═══ Supplied data
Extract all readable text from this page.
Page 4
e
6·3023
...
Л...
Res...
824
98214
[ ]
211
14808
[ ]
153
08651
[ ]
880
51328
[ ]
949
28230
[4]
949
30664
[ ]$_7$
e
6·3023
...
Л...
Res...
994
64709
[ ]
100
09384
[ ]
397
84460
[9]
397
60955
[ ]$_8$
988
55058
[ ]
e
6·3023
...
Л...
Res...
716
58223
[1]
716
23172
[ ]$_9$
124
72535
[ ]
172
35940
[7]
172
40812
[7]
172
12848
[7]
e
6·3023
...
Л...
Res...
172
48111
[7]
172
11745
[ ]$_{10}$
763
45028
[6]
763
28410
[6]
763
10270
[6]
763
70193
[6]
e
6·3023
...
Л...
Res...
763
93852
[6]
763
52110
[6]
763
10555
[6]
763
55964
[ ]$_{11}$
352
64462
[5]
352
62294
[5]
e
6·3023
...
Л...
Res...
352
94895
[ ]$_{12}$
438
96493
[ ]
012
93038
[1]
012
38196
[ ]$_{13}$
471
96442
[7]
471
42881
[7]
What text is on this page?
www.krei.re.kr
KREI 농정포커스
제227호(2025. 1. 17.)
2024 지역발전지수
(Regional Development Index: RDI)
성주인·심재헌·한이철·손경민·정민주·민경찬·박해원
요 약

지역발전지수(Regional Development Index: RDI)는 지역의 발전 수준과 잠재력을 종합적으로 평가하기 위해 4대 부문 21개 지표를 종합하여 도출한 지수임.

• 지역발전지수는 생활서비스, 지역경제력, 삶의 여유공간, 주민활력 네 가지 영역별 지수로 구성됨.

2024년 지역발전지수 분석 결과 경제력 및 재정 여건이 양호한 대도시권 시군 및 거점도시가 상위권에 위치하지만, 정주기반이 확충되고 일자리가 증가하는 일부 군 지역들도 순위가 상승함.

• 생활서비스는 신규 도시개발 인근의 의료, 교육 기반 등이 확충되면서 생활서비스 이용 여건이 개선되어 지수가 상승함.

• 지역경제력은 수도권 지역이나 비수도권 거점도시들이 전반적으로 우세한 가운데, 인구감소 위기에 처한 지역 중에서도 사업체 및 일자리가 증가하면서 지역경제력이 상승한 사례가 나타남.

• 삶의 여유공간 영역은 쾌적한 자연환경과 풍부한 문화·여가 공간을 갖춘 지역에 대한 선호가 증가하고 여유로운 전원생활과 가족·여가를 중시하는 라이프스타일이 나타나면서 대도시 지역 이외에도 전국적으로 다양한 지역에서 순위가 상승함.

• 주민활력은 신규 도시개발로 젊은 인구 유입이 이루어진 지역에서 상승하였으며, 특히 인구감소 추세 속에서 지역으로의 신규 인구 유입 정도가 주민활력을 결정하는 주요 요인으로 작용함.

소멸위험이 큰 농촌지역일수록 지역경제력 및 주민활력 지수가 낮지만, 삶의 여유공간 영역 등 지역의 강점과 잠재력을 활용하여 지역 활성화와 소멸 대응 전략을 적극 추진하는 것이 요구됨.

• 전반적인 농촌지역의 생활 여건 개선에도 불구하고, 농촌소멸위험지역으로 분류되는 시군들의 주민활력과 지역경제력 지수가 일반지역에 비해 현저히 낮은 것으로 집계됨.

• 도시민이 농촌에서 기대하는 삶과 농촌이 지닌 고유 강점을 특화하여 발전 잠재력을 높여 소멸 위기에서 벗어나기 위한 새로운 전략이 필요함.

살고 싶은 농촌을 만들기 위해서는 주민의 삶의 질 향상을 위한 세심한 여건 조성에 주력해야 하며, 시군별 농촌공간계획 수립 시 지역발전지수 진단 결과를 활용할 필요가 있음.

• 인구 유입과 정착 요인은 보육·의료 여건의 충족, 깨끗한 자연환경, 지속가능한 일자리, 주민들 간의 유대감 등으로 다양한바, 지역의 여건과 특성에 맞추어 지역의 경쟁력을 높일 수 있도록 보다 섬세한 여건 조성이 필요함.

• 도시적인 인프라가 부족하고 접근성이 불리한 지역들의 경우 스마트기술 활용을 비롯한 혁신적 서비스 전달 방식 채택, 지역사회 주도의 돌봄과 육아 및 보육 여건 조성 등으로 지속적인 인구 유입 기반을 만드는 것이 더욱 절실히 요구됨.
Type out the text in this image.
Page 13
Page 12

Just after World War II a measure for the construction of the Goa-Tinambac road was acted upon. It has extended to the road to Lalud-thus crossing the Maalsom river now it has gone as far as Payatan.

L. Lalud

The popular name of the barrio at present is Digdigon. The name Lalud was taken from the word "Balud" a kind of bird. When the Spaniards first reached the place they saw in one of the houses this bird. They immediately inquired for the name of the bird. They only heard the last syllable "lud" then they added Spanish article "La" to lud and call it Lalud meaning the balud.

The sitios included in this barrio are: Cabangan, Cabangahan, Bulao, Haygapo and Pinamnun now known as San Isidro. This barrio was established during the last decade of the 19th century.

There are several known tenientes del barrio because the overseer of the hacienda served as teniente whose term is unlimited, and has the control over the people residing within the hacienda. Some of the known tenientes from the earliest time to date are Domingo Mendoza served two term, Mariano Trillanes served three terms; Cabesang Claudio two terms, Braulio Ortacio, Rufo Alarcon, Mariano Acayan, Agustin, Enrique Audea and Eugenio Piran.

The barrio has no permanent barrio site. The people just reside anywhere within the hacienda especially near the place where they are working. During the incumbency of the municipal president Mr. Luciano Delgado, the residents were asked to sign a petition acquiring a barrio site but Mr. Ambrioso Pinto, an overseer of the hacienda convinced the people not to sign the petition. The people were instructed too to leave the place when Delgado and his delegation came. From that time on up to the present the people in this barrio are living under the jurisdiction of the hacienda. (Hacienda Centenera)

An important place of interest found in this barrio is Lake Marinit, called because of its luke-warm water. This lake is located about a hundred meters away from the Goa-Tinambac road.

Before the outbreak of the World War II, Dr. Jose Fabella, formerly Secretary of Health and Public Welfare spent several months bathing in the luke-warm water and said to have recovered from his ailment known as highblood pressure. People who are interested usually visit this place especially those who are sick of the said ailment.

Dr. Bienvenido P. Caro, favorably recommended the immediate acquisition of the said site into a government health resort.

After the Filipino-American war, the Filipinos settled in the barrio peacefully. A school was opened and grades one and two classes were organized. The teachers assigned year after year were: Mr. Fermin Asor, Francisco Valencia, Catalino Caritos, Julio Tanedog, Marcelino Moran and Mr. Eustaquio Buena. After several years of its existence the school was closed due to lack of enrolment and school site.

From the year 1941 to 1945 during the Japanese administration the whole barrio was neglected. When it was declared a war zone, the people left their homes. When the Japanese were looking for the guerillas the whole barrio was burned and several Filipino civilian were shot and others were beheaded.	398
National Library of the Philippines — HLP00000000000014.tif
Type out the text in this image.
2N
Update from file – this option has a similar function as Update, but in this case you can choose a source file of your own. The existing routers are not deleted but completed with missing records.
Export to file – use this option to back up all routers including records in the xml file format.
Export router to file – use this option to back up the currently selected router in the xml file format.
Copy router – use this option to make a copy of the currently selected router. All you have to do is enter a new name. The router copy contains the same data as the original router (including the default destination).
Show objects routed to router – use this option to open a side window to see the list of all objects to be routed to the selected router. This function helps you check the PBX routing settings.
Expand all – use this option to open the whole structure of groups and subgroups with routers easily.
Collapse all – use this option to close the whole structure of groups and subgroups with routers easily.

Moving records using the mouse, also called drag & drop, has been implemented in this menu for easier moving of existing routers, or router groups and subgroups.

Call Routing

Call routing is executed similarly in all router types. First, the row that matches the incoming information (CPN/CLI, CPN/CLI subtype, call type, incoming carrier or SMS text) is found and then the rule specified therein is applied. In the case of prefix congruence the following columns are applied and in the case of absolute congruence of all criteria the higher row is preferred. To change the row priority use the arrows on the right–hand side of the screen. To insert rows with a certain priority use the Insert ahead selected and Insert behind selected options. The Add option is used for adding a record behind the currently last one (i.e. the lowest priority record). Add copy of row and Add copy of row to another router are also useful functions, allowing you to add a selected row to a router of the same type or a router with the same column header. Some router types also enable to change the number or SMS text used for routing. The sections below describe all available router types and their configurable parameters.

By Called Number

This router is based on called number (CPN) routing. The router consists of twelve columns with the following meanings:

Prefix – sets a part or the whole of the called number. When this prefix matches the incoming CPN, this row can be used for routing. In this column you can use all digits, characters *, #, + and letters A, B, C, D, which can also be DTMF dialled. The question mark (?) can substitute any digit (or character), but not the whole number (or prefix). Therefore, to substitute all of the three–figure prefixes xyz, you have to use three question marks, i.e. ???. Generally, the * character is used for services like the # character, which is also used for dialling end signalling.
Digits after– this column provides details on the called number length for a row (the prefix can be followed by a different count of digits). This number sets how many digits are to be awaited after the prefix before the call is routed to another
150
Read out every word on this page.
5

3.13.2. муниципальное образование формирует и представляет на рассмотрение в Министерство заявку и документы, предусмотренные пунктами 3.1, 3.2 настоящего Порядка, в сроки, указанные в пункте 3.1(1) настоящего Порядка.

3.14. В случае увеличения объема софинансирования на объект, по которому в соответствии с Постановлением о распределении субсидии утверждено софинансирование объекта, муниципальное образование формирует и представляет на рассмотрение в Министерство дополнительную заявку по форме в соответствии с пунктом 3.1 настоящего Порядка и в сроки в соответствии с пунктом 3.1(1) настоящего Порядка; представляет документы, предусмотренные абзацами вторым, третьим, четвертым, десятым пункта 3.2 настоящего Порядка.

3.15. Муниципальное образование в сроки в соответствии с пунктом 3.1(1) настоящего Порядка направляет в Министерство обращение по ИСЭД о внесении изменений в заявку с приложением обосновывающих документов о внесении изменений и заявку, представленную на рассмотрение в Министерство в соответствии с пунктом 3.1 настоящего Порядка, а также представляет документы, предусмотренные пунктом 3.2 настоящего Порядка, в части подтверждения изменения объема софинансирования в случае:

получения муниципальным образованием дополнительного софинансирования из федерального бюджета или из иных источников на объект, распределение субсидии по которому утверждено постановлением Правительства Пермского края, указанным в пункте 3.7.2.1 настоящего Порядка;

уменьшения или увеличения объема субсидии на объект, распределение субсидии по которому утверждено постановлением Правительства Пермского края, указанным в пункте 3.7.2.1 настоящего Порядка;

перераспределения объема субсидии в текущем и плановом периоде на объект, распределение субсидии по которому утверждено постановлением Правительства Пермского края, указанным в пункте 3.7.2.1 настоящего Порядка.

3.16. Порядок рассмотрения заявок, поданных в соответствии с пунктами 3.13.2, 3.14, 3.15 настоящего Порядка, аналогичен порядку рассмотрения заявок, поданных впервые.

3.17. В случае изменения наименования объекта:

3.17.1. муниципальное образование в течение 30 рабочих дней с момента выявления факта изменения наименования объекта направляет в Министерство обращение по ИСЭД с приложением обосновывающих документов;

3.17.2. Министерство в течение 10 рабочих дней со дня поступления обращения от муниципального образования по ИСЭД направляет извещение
══════
Set problem: Copy all lines from the material that hold "road".

Correct result:
Just after World War II a measure for the construction of the Goa-Tinambac road was acted upon. It has extended to the road to Lalud-thus crossing the Maalsom river now it has gone as far as Payatan.
An important place of interest found in this barrio is Lake Marinit, called because of its luke-warm water. This lake is located about a hundred meters away from the Goa-Tinambac road.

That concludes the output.